> Directions for this task: Using the data beneath, show every line that includes the word "text".

> Information shown:
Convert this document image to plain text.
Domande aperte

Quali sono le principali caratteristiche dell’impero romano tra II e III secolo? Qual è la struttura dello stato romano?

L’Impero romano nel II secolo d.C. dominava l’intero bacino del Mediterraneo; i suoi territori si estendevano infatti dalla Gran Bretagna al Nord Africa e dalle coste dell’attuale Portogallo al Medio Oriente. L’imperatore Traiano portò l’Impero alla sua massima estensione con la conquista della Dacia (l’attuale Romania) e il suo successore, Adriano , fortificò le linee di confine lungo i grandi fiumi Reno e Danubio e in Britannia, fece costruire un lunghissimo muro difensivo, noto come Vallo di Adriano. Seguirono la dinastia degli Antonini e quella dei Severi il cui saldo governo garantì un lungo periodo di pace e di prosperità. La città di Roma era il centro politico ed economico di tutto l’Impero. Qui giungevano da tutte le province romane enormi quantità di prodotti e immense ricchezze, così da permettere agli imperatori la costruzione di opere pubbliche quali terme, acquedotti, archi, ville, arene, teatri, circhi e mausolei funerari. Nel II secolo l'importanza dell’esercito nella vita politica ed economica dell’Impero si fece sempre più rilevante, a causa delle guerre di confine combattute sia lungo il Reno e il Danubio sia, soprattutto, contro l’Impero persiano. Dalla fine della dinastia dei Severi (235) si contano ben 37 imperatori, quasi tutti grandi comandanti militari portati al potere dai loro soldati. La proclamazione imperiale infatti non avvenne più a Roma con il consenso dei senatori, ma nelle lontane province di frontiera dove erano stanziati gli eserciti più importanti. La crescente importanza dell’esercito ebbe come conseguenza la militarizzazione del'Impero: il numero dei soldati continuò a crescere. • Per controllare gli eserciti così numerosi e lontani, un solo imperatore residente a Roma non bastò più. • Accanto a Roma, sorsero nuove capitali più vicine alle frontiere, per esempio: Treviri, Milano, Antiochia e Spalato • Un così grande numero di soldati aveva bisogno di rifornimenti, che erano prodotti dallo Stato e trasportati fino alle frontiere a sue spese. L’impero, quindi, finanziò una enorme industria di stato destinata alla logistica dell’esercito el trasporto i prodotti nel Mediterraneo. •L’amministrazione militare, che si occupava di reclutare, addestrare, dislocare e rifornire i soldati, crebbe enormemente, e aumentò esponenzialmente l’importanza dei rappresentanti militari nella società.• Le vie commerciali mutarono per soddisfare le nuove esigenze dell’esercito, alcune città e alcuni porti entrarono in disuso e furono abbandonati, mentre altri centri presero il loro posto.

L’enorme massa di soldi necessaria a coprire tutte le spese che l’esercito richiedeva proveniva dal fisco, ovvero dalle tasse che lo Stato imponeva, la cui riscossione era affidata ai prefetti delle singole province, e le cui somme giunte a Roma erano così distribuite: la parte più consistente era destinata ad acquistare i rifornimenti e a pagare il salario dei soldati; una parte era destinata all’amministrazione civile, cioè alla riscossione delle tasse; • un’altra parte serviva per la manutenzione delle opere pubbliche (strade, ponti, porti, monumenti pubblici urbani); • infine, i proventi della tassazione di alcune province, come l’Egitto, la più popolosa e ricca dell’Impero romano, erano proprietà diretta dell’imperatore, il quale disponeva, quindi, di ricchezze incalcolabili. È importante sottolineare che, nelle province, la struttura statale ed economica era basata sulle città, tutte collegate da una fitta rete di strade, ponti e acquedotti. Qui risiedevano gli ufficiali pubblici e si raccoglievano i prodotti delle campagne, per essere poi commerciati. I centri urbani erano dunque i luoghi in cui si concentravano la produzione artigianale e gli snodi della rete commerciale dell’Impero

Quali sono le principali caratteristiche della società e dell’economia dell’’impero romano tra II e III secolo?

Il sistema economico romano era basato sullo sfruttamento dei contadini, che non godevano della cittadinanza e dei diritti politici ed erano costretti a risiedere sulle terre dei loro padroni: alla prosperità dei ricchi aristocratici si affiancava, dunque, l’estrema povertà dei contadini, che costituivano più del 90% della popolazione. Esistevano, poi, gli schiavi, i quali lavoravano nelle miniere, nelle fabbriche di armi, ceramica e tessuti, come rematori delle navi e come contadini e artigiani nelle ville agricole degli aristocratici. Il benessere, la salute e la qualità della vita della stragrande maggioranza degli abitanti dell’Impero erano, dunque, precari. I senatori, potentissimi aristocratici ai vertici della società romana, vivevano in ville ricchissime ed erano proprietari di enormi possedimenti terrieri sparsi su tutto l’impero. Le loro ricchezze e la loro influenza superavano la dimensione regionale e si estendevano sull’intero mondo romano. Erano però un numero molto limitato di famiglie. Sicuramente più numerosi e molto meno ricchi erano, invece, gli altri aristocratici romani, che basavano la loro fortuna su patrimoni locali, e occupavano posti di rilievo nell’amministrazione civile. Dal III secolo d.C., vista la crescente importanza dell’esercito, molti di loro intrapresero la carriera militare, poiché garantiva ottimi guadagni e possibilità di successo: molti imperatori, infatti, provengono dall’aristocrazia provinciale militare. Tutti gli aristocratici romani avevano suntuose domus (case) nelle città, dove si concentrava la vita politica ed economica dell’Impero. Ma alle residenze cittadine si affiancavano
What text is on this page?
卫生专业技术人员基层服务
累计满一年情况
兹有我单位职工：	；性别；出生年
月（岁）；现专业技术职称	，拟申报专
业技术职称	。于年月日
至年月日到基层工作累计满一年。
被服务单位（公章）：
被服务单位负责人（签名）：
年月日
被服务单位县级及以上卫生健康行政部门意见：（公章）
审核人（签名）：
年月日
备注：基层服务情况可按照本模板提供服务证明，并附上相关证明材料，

> Written solution:
Convert this document image to plain text.
What text is on this page?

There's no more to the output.